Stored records
============

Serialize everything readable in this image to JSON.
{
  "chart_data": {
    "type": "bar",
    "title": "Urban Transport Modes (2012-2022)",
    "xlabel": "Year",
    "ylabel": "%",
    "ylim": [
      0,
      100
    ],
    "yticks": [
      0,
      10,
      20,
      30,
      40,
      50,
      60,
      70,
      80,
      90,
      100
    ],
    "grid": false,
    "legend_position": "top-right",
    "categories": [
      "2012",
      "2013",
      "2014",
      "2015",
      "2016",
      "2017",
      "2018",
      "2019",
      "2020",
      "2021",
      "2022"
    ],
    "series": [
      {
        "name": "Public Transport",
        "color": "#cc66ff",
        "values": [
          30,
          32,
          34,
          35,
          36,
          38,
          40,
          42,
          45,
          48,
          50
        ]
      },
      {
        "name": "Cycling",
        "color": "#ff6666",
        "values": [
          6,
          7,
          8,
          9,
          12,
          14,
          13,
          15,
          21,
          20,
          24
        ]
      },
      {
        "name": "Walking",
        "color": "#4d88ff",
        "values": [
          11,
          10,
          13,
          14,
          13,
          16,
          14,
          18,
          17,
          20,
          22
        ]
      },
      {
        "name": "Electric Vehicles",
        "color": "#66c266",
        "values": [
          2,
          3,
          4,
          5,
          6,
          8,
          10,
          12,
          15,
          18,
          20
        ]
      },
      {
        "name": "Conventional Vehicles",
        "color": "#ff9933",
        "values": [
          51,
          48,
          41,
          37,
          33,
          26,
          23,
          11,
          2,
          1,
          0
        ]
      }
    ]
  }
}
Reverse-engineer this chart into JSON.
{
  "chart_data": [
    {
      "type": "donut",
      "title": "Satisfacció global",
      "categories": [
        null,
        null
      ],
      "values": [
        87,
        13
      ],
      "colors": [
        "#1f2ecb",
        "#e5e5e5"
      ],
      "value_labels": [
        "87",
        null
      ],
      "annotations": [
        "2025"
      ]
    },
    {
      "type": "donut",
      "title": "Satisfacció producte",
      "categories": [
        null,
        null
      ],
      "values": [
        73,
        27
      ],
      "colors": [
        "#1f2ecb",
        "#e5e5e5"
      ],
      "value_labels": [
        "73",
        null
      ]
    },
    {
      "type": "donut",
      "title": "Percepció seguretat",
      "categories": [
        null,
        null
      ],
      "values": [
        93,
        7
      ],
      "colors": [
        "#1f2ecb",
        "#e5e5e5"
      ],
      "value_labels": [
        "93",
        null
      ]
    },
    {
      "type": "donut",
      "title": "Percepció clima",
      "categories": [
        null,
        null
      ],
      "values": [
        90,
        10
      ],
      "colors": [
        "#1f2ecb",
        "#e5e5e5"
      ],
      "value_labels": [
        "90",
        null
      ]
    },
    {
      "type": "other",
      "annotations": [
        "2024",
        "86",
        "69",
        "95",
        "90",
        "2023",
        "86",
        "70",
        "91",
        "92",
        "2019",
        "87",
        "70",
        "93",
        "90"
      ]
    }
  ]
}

============

> WHAT NEEDS TO BE DONE
Tally the lines above that contain the word "Percepció", and reply with only the number.

> PROBLEM SOLUTION
2